• [WHAT IS NEEDED]:
Extract every line where the string "some" appears.

• [DATASET]:
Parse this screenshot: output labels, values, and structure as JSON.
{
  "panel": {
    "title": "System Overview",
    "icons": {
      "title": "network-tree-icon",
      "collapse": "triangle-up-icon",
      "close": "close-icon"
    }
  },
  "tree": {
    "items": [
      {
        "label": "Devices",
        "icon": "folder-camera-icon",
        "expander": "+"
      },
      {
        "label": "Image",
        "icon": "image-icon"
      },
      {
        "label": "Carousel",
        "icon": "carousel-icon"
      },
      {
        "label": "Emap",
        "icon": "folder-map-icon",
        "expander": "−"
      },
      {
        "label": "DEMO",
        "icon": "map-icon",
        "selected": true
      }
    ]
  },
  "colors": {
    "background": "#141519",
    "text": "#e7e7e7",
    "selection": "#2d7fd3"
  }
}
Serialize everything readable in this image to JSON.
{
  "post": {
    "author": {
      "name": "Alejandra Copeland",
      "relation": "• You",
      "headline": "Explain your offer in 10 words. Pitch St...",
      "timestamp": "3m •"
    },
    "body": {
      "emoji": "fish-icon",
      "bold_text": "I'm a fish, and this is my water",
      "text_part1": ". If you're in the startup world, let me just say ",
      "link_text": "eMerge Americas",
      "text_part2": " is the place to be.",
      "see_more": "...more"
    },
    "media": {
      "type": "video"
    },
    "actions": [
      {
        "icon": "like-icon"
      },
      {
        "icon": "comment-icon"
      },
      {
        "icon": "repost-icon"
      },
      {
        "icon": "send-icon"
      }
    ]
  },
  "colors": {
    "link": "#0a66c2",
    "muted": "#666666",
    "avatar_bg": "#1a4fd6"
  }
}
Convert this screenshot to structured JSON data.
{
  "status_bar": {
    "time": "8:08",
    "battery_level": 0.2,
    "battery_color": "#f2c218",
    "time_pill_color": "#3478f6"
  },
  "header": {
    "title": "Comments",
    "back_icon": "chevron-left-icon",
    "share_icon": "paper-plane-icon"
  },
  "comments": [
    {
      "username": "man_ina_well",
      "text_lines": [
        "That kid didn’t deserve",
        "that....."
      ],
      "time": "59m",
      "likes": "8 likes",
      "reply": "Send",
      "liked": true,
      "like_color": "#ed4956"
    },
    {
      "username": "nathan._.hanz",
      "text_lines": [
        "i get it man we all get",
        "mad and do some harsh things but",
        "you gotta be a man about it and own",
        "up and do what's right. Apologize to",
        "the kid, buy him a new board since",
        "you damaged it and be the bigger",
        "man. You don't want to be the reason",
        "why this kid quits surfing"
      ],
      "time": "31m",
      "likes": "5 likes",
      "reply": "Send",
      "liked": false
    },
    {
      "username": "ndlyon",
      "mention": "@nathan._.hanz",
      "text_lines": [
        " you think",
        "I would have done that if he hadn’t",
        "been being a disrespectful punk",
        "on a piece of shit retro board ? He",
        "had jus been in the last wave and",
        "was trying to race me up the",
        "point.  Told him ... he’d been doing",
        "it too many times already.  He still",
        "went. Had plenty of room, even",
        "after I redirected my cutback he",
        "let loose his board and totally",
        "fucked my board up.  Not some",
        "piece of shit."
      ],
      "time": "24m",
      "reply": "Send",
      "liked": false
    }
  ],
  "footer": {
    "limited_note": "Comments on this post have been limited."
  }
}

• [PROBLEM SOLUTION]:
        "mad and do some harsh things but",
        "fucked my board up.  Not some",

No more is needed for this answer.